> _Инструкции к упражнению_:
(a) Процитируйте фрагмент текста о Рашели Хин между словами «Драматургическое творчество Рашели» и «самом переломе истории.» включительно.
(b) Какое прозвище, согласно тексту о Рашели Хин, она получила с легкой руки писателя Петра Боборыкина?

Драматургическое творчество Рашели Хин – безусловное явление в русской культуре. Она точно чувствовала пульс времени и именно в драме – наиболее конфликтном виде литературы – воплотила борения молодого поколения с ощетинившейся реакцией, требования угнетённых и обездоленных, настроения и чаянья героев первой русской революции. Созданная ею галерея оригинальных художественных портретов представляет уникальный срез российского общества, схваченный на самом переломе истории.
* * *
С легкой руки писателя Петра Боборыкина, Хин получила прозвище “маркиза де Рамбуйе”. Современники и впрямь находили в ней сходство с Катрин де Вивон де Рамбуйе (1588–1665), хозяйки отеля “Рамбуйе”, “самого приятного уголка Парижа”, где собирался весь литературный бомонд и составлялось мнение, которое “становилось общеобязательным”.
Важно то, что сама Рашель Хин говорила о русской традиции, а именно, о приметных женских салонах XIX века. Вот ее отзыв о княгине Зинаиде Александровне Волконской (1789–1862): “Литературные знаменитости и политические деятели окружали Зинаиду Александровну. Она была покровительницею талантов, а ее дом – храмом искусства”.
Как отмечал литературовед и библиограф Семен Венгеров, некоторые произведения Рашели Хин “посвящены изображению русских интеллигентных кружков в России и за границей”.
Кружковая жизнь русских эмигрантов в Париже вообще видится писательнице в самых мрачных тонах. Об этом свидетельствует ее очерк “Силуэты”, где представлены люди, искалеченные душевно, мятущиеся, – те, которые что-то устраивают, расстраивают, восторгаются, возмущаются, нянчатся с детьми, ходят за больными, приискивают квартиры для знакомых, участвуют в беспрерывно нарождающихся и скоропостижно умирающих обществах. Выведен здесь и виршеплет Грибков, у которого “вся душа полна собой”; о прочих поэтах он говорит, “скосив рот в сторону”, похваляется знакомством с Виктором Гюго и пишет поэму “Самоубийцы”. Пишет, надо думать, бездарно, но тема весьма и весьма злободневна: “Все погибшие. Некуда голову приклонить: ни вперед, ни назад… На всём разлита печать безнадежности!” – восклицает героиня очерка, когда кончает с собой ее воздыхатель, эмигрант Цвилинев…
Рашель Хин многажды присутствовала на всякого рода светских мероприятиях и за границей, и на родине. Но живого интереса они, как правило, у нее не вызывали. Вот как отозвалась она об одном из таковых: “Вчера до 4-х часов сидела у Д. Только в Москве можно так терять время. Сидят неподвижно за столом, пьют без конца кислое кавказское вино, закусывая сардинками, копченой колбасой и скверным сыром, говорят все зараз, дамы визжат и хохочут. Если б не актер Качалов, отлично рассказывавший очень глупые анекдоты, можно было бы заснуть от скуки. И это считается ‘политическим, литературным и артистическим салоном!’”

> _Сохранённый материал_:
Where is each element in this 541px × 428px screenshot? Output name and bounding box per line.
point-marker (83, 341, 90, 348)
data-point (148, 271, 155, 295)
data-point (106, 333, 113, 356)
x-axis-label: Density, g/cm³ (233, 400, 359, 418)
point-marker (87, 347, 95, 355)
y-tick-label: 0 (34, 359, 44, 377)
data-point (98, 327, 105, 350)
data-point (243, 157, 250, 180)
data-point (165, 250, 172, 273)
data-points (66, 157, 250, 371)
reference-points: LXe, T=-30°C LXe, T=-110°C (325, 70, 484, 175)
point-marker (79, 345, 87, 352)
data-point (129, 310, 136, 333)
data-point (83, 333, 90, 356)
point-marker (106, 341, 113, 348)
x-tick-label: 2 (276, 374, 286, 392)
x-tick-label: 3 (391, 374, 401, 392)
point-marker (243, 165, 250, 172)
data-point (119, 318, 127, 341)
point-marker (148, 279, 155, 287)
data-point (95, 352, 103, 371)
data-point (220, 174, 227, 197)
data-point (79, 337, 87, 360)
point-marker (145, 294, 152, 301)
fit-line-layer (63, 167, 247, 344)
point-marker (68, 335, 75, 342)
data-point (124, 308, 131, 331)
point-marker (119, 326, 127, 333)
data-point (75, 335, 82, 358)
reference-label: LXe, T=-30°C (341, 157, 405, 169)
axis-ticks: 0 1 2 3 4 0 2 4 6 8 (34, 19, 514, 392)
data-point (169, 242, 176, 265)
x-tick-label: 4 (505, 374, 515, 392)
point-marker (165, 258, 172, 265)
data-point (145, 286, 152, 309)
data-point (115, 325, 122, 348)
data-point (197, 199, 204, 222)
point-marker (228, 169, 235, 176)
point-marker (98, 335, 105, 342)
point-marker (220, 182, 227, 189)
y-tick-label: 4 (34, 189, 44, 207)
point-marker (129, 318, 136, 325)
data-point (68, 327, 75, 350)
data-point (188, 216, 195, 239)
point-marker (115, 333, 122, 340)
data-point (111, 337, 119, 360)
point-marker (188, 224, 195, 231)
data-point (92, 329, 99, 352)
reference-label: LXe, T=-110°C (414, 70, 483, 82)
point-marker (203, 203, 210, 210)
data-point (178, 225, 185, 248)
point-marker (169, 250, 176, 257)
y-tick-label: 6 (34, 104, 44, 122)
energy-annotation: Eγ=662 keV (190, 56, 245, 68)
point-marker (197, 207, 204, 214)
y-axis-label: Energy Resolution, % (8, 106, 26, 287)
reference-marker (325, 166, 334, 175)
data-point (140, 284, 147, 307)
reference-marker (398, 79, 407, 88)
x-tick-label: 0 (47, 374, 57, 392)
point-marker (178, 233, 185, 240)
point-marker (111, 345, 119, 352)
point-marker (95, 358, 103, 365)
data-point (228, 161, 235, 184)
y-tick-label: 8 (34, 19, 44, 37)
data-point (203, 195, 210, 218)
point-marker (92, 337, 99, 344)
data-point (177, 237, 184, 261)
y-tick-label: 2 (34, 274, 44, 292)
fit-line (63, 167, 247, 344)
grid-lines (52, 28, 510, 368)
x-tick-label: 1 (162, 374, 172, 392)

> _Письменные ответы_:
(a)
Драматургическое творчество Рашели Хин – безусловное явление в русской культуре. Она точно чувствовала пульс времени и именно в драме – наиболее конфликтном виде литературы – воплотила борения молодого поколения с ощетинившейся реакцией, требования угнетённых и обездоленных, настроения и чаянья героев первой русской революции. Созданная ею галерея оригинальных художественных портретов представляет уникальный срез российского общества, схваченный на самом переломе истории.

(b) Прозвище «маркиза де Рамбуйе».